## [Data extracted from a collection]
========
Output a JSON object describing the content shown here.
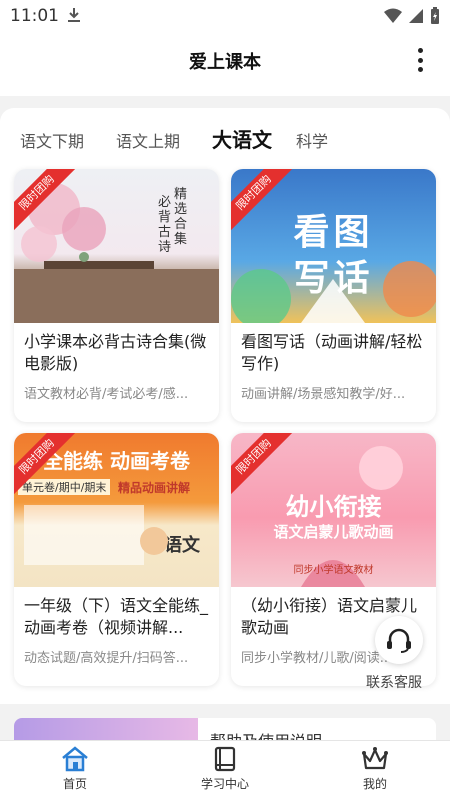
{
  "status_bar": {
    "time": "11:01"
  },
  "header": {
    "title": "爱上课本"
  },
  "tabs": [
    {
      "label": "语文下期"
    },
    {
      "label": "语文上期"
    },
    {
      "label": "大语文"
    },
    {
      "label": "科学"
    }
  ],
  "cards": [
    {
      "ribbon": "限时团购",
      "title": "小学课本必背古诗合集(微电影版)",
      "subtitle": "语文教材必背/考试必考/感...",
      "image_texts": [
        "精选合集",
        "必背古诗"
      ]
    },
    {
      "ribbon": "限时团购",
      "title": "看图写话（动画讲解/轻松写作)",
      "subtitle": "动画讲解/场景感知教学/好...",
      "image_texts": [
        "看图",
        "写话"
      ]
    },
    {
      "ribbon": "限时团购",
      "title": "一年级（下）语文全能练_动画考卷（视频讲解...",
      "subtitle": "动态试题/高效提升/扫码答...",
      "image_texts": [
        "全能练 动画考卷",
        "单元卷/期中/期末",
        "精品动画讲解",
        "语文"
      ]
    },
    {
      "ribbon": "限时团购",
      "title": "（幼小衔接）语文启蒙儿歌动画",
      "subtitle": "同步小学教材/儿歌/阅读...",
      "image_texts": [
        "幼小衔接",
        "语文启蒙儿歌动画",
        "同步小学语文教材"
      ]
    }
  ],
  "floating": {
    "label": "联系客服"
  },
  "help_card": {
    "title": "帮助及使用说明"
  },
  "bottom_nav": [
    {
      "label": "首页"
    },
    {
      "label": "学习中心"
    },
    {
      "label": "我的"
    }
  ],
  "colors": {
    "ribbon": "#e4302e",
    "accent": "#2a7fd4"
  }
}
========
## [Your goal]
Make an exact copy of the records above, with the pictures left out.

## [Task solution]
Output a JSON object describing the content shown here.
{
  "status_bar": {
    "time": "11:01"
  },
  "header": {
    "title": "爱上课本"
  },
  "tabs": [
    {
      "label": "语文下期"
    },
    {
      "label": "语文上期"
    },
    {
      "label": "大语文"
    },
    {
      "label": "科学"
    }
  ],
  "cards": [
    {
      "ribbon": "限时团购",
      "title": "小学课本必背古诗合集(微电影版)",
      "subtitle": "语文教材必背/考试必考/感...",
      "image_texts": [
        "精选合集",
        "必背古诗"
      ]
    },
    {
      "ribbon": "限时团购",
      "title": "看图写话（动画讲解/轻松写作)",
      "subtitle": "动画讲解/场景感知教学/好...",
      "image_texts": [
        "看图",
        "写话"
      ]
    },
    {
      "ribbon": "限时团购",
      "title": "一年级（下）语文全能练_动画考卷（视频讲解...",
      "subtitle": "动态试题/高效提升/扫码答...",
      "image_texts": [
        "全能练 动画考卷",
        "单元卷/期中/期末",
        "精品动画讲解",
        "语文"
      ]
    },
    {
      "ribbon": "限时团购",
      "title": "（幼小衔接）语文启蒙儿歌动画",
      "subtitle": "同步小学教材/儿歌/阅读...",
      "image_texts": [
        "幼小衔接",
        "语文启蒙儿歌动画",
        "同步小学语文教材"
      ]
    }
  ],
  "floating": {
    "label": "联系客服"
  },
  "help_card": {
    "title": "帮助及使用说明"
  },
  "bottom_nav": [
    {
      "label": "首页"
    },
    {
      "label": "学习中心"
    },
    {
      "label": "我的"
    }
  ],
  "colors": {
    "ribbon": "#e4302e",
    "accent": "#2a7fd4"
  }
}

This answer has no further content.